Count the lines in the entries below that include the word "Matemática". Give nothing but the number.

# start of Given data

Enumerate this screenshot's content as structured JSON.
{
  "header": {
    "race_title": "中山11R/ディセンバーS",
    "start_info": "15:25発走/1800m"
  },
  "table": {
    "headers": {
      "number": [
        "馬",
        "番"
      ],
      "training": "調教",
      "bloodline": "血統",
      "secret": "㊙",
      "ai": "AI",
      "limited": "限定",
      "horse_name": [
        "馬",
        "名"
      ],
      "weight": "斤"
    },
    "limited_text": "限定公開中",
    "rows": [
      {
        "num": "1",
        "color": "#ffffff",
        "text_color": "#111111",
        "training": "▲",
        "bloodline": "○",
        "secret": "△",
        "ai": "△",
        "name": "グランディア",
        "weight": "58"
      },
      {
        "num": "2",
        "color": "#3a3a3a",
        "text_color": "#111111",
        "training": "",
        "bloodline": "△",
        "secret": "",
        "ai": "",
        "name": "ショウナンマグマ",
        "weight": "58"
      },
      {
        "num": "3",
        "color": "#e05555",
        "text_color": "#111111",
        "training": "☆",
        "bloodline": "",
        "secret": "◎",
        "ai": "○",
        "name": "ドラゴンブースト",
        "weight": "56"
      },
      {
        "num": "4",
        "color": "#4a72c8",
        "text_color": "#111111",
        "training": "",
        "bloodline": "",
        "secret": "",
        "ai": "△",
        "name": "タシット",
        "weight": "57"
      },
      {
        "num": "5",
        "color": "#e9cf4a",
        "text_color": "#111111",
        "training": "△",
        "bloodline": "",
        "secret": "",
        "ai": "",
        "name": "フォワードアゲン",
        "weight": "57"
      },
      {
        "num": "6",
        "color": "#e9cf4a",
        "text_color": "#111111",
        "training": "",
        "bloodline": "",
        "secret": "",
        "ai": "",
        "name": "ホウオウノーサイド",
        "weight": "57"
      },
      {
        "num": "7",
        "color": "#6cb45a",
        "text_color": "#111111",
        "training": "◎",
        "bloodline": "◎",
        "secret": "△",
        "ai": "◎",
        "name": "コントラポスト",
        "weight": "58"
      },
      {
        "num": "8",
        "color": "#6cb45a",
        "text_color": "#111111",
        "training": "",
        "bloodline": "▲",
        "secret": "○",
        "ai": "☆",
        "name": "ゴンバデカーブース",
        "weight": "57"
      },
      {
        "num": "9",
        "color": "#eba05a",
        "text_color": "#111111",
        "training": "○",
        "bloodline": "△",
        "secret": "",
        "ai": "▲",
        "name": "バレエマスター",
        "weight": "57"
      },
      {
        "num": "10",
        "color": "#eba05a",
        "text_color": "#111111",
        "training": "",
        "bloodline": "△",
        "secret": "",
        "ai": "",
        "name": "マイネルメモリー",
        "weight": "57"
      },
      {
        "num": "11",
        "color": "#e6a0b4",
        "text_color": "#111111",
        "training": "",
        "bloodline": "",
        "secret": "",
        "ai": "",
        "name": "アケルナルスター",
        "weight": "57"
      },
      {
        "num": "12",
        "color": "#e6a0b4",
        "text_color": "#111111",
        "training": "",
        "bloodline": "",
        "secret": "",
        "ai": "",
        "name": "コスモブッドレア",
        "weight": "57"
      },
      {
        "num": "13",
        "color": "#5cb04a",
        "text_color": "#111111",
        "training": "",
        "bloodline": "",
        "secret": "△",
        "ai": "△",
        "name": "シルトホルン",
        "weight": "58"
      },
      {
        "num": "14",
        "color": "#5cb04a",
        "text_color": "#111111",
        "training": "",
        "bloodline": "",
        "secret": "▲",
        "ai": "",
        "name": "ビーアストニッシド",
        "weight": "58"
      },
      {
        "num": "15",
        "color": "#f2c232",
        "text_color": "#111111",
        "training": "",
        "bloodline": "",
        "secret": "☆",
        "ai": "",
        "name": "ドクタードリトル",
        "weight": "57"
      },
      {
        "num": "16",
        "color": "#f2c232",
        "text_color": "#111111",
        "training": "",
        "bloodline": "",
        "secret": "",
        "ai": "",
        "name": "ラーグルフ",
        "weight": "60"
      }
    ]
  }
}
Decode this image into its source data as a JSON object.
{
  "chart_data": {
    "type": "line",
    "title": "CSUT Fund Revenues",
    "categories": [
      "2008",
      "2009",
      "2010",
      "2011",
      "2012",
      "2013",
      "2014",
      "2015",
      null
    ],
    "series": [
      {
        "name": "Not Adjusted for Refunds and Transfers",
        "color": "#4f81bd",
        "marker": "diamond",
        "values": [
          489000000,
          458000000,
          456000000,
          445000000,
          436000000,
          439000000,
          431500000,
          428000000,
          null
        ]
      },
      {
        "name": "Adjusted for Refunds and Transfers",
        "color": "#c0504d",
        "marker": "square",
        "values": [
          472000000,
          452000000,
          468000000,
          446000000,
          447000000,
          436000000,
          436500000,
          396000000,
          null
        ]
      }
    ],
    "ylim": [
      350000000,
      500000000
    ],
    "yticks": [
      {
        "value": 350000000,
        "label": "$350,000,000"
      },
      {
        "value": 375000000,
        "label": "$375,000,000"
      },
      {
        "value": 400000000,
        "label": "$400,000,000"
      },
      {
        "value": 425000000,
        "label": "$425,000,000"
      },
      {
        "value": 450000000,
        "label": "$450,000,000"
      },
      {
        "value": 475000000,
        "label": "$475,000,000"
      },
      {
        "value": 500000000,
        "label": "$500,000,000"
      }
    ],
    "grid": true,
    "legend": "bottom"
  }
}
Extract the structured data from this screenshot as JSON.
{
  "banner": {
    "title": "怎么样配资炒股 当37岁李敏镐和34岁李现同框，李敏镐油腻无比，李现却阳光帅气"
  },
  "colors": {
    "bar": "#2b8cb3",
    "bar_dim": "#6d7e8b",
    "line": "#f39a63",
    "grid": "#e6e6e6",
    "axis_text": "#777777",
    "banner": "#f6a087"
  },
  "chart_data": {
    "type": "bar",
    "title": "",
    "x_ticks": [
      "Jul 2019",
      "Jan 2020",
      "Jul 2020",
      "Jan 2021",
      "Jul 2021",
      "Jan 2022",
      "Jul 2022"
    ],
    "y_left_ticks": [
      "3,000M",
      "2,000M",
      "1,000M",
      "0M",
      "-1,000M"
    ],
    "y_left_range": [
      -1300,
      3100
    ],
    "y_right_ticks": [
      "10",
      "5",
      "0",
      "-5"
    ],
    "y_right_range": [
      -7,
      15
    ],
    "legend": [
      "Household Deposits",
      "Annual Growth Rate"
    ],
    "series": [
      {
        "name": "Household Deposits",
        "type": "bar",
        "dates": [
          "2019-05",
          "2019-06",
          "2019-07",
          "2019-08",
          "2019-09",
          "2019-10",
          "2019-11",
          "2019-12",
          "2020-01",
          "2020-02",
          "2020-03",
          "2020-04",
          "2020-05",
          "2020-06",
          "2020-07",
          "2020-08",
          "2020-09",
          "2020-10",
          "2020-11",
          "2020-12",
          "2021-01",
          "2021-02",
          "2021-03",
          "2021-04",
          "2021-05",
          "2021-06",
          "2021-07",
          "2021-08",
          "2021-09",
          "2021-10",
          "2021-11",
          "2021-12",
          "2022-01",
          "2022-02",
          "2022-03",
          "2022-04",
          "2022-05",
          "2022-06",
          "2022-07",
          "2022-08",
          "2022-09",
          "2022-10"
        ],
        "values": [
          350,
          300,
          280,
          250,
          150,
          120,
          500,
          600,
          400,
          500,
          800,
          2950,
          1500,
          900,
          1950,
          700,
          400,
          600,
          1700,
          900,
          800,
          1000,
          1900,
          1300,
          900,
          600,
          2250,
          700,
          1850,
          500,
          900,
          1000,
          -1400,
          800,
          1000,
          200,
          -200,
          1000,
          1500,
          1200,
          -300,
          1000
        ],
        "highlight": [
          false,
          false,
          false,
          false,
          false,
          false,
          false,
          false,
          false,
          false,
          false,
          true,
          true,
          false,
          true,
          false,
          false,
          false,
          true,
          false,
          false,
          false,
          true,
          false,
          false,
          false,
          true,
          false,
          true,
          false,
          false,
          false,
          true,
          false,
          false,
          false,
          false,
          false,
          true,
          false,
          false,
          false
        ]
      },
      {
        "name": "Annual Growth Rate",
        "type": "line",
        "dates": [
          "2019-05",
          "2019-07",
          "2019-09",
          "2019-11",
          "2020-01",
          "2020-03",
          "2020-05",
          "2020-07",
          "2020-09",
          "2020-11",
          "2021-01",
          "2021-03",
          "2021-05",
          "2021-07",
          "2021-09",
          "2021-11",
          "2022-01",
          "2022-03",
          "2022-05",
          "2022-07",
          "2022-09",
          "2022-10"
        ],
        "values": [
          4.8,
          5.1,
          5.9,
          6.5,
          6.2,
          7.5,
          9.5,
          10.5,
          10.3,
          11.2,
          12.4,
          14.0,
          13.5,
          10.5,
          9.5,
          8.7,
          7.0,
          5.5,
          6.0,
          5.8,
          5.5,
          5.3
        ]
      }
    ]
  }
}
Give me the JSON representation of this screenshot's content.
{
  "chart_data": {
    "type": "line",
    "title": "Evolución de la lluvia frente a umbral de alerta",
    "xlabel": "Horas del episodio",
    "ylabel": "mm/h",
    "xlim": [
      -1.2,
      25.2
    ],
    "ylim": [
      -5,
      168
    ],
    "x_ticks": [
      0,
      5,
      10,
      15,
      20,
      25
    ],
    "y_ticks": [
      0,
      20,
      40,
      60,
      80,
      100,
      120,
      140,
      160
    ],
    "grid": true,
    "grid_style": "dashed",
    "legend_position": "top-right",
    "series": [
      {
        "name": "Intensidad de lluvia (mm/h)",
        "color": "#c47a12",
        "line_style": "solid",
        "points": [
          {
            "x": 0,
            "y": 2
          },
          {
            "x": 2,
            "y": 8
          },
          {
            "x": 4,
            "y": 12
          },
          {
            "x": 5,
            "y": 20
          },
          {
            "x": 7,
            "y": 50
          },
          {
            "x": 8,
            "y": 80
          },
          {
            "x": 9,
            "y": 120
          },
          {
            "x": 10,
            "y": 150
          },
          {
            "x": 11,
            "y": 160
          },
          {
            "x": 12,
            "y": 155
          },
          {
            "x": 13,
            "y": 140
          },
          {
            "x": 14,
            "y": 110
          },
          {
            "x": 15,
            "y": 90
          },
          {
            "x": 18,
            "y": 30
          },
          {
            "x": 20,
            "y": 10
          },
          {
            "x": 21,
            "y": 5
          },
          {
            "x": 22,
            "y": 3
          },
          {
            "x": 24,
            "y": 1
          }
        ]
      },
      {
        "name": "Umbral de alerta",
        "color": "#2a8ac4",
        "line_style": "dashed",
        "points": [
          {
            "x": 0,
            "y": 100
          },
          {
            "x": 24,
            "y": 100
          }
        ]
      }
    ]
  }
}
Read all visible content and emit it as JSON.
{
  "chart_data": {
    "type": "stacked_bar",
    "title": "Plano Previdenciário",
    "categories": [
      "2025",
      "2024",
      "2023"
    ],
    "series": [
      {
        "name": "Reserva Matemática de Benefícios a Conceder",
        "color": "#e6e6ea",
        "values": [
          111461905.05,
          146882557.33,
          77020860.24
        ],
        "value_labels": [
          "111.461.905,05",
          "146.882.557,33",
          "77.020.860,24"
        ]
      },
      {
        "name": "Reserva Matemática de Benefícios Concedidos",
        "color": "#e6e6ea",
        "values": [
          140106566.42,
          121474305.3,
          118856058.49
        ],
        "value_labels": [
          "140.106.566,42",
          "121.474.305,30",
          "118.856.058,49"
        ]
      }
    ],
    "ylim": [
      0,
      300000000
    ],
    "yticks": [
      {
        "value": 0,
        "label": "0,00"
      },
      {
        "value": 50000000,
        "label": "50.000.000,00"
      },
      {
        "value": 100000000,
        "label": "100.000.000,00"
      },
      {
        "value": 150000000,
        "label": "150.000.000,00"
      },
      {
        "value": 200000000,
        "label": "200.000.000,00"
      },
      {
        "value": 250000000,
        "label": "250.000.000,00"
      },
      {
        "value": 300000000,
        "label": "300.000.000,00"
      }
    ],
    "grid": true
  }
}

# end of Given data

■ **The output**
2